AIM OF THE EXERCISE:
Your task is to give the number of lines in the listing that include "message", and nothing else.

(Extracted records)
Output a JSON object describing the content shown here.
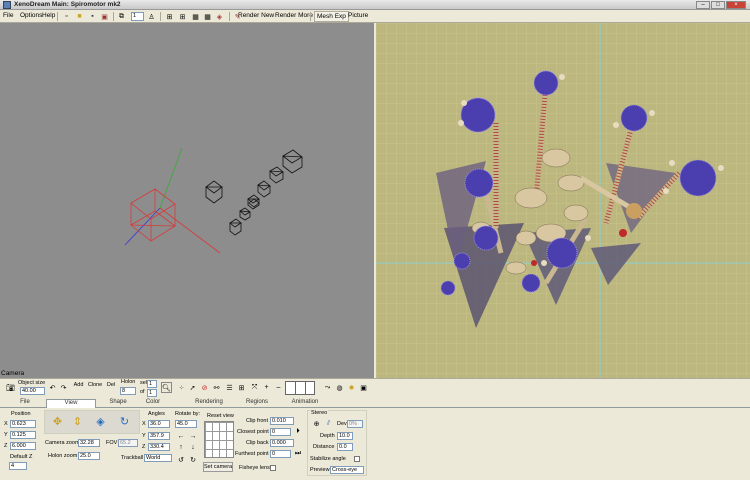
{
  "window": {
    "title": "XenoDream Main: Spiromotor mk2"
  },
  "menu": {
    "items": [
      "File",
      "Options",
      "Help"
    ]
  },
  "toolbar": {
    "undo_selector": "1",
    "render_new": "Render New",
    "render_more": "Render More",
    "mesh_exp": "Mesh Exp",
    "picture": "Picture"
  },
  "viewport": {
    "label": "Camera"
  },
  "toolbar2": {
    "object_size_label": "Object size",
    "object_size_value": "40.00",
    "add": "Add",
    "clone": "Clone",
    "del": "Del",
    "holon_label": "Holon",
    "holon_value": "8",
    "sel_label": "sel",
    "sel_value": "1",
    "of_label": "of",
    "of_value": "1"
  },
  "tabs": [
    "File",
    "View",
    "Shape",
    "Color",
    "Rendering",
    "Regions",
    "Animation"
  ],
  "active_tab": "View",
  "view": {
    "position_label": "Position",
    "x_label": "X",
    "x_value": "0.623",
    "y_label": "Y",
    "y_value": "0.125",
    "z_label": "Z",
    "z_value": "6.000",
    "default_z_label": "Default Z",
    "default_z_value": "4",
    "camera_zoom_label": "Camera zoom",
    "camera_zoom_value": "32.28",
    "fov_label": "FOV",
    "fov_value": "65.2",
    "holon_zoom_label": "Holon zoom",
    "holon_zoom_value": "25.0",
    "angles_label": "Angles",
    "ax_label": "X",
    "ax_value": "36.0",
    "ay_label": "Y",
    "ay_value": "357.9",
    "az_label": "Z",
    "az_value": "330.4",
    "rotate_by_label": "Rotate by:",
    "rotate_by_value": "45.0",
    "trackball_label": "Trackball",
    "trackball_value": "World",
    "reset_view": "Reset view",
    "set_camera": "Set camera",
    "clip_front_label": "Clip front",
    "clip_front_value": "0.010",
    "closest_point_label": "Closest point",
    "closest_point_value": "0",
    "clip_back_label": "Clip back",
    "clip_back_value": "0.000",
    "furthest_point_label": "Furthest point",
    "furthest_point_value": "0",
    "fisheye_lens_label": "Fisheye lens",
    "stereo_label": "Stereo",
    "dev_label": "Dev",
    "dev_value": "0%",
    "depth_label": "Depth",
    "depth_value": "10.0",
    "distance_label": "Distance",
    "distance_value": "0.0",
    "stabilize_angle_label": "Stabilize angle",
    "preview_label": "Preview",
    "preview_value": "Cross-eye"
  },
  "colors": {
    "viewport_left_bg": "#8d8d8d",
    "viewport_right_bg": "#bcb77f",
    "grid_line": "#d8d49b",
    "axis_cyan": "#7fd4e8",
    "camera_red": "#d63a3a",
    "axis_green": "#3aa83a",
    "axis_blue": "#3a3ad6",
    "fractal_purple": "#4b3fb0",
    "fractal_tan": "#d8c7a0"
  }
}
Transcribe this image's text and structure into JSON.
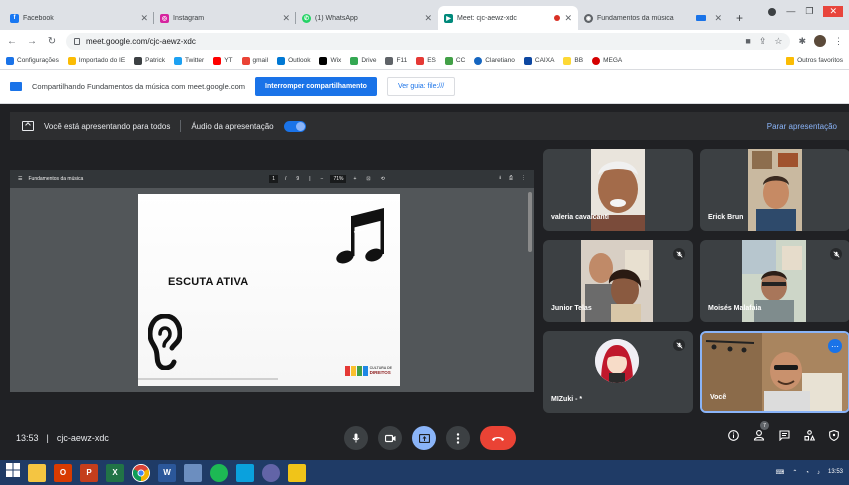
{
  "browser": {
    "tabs": [
      {
        "title": "Facebook",
        "color": "#1877f2",
        "icon": "facebook-icon"
      },
      {
        "title": "Instagram",
        "color": "#d6249f",
        "icon": "instagram-icon"
      },
      {
        "title": "(1) WhatsApp",
        "color": "#25d366",
        "icon": "whatsapp-icon"
      },
      {
        "title": "Meet: cjc-aewz-xdc",
        "color": "#00897b",
        "icon": "meet-icon",
        "active": true
      },
      {
        "title": "Fundamentos da música",
        "color": "#5f6368",
        "icon": "drive-icon"
      }
    ],
    "url": "meet.google.com/cjc-aewz-xdc"
  },
  "bookmarks": {
    "items": [
      {
        "label": "Configurações",
        "color": "#1a73e8"
      },
      {
        "label": "Importado do IE",
        "color": "#fbbc04"
      },
      {
        "label": "Patrick",
        "color": "#3c4043"
      },
      {
        "label": "Twitter",
        "color": "#1da1f2"
      },
      {
        "label": "YT",
        "color": "#ff0000"
      },
      {
        "label": "gmail",
        "color": "#ea4335"
      },
      {
        "label": "Outlook",
        "color": "#0078d4"
      },
      {
        "label": "Wix",
        "color": "#000000"
      },
      {
        "label": "Drive",
        "color": "#34a853"
      },
      {
        "label": "F11",
        "color": "#5f6368"
      },
      {
        "label": "ES",
        "color": "#e53935"
      },
      {
        "label": "CC",
        "color": "#43a047"
      },
      {
        "label": "Claretiano",
        "color": "#1565c0"
      },
      {
        "label": "CAIXA",
        "color": "#0d47a1"
      },
      {
        "label": "BB",
        "color": "#fdd835"
      },
      {
        "label": "MEGA",
        "color": "#d50000"
      }
    ],
    "other": "Outros favoritos"
  },
  "share_bar": {
    "message": "Compartilhando Fundamentos da música com meet.google.com",
    "stop_button": "Interromper compartilhamento",
    "view_tab_button": "Ver guia: file:///"
  },
  "presenting": {
    "message": "Você está apresentando para todos",
    "audio_label": "Áudio da apresentação",
    "stop_label": "Parar apresentação"
  },
  "document": {
    "name": "Fundamentos da música",
    "page_current": "1",
    "page_total": "9",
    "zoom": "71%",
    "slide_title": "ESCUTA ATIVA",
    "logo_line1": "CULTURA DE",
    "logo_line2": "DIREITOS"
  },
  "participants": [
    {
      "name": "valeria cavalcanti",
      "muted": false
    },
    {
      "name": "Erick Brun",
      "muted": false
    },
    {
      "name": "Junior Telas",
      "muted": true
    },
    {
      "name": "Moisés Malafaia",
      "muted": true
    },
    {
      "name": "MIZuki - *",
      "muted": true
    },
    {
      "name": "Você",
      "muted": false,
      "self": true
    }
  ],
  "meeting": {
    "time": "13:53",
    "code": "cjc-aewz-xdc",
    "participant_count": "7"
  },
  "taskbar": {
    "clock_time": "13:53"
  }
}
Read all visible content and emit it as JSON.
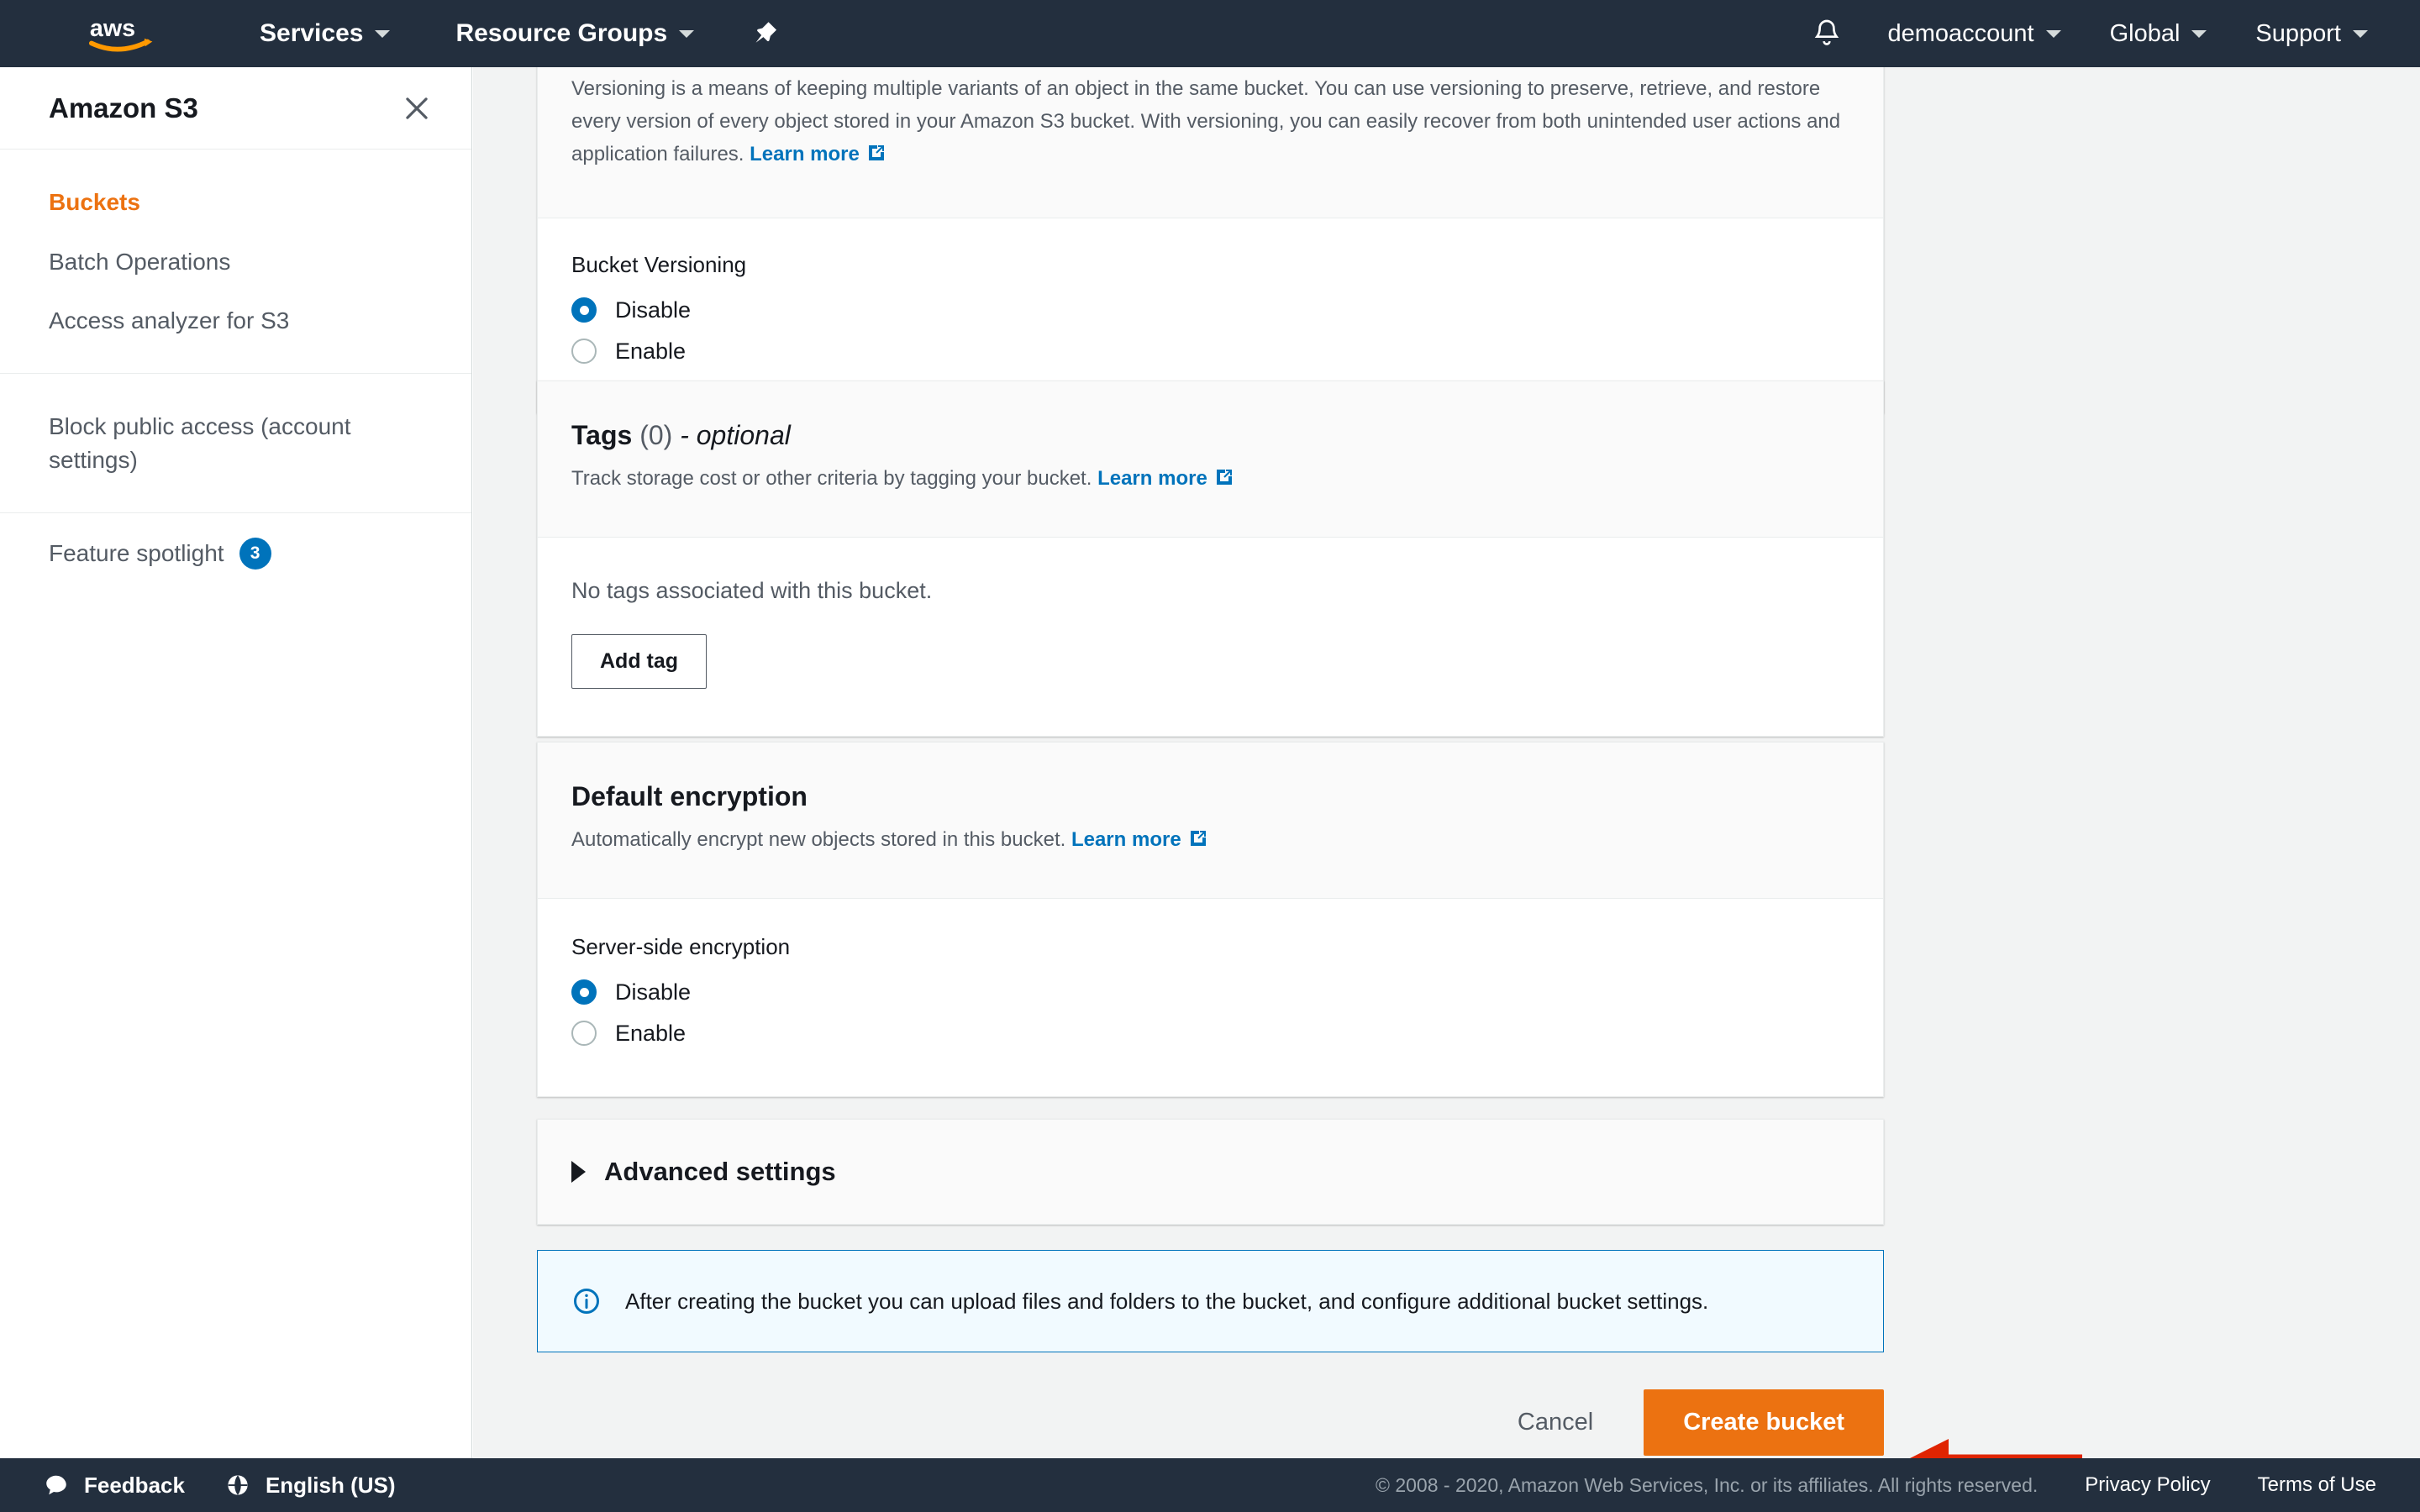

SOLUTION:
2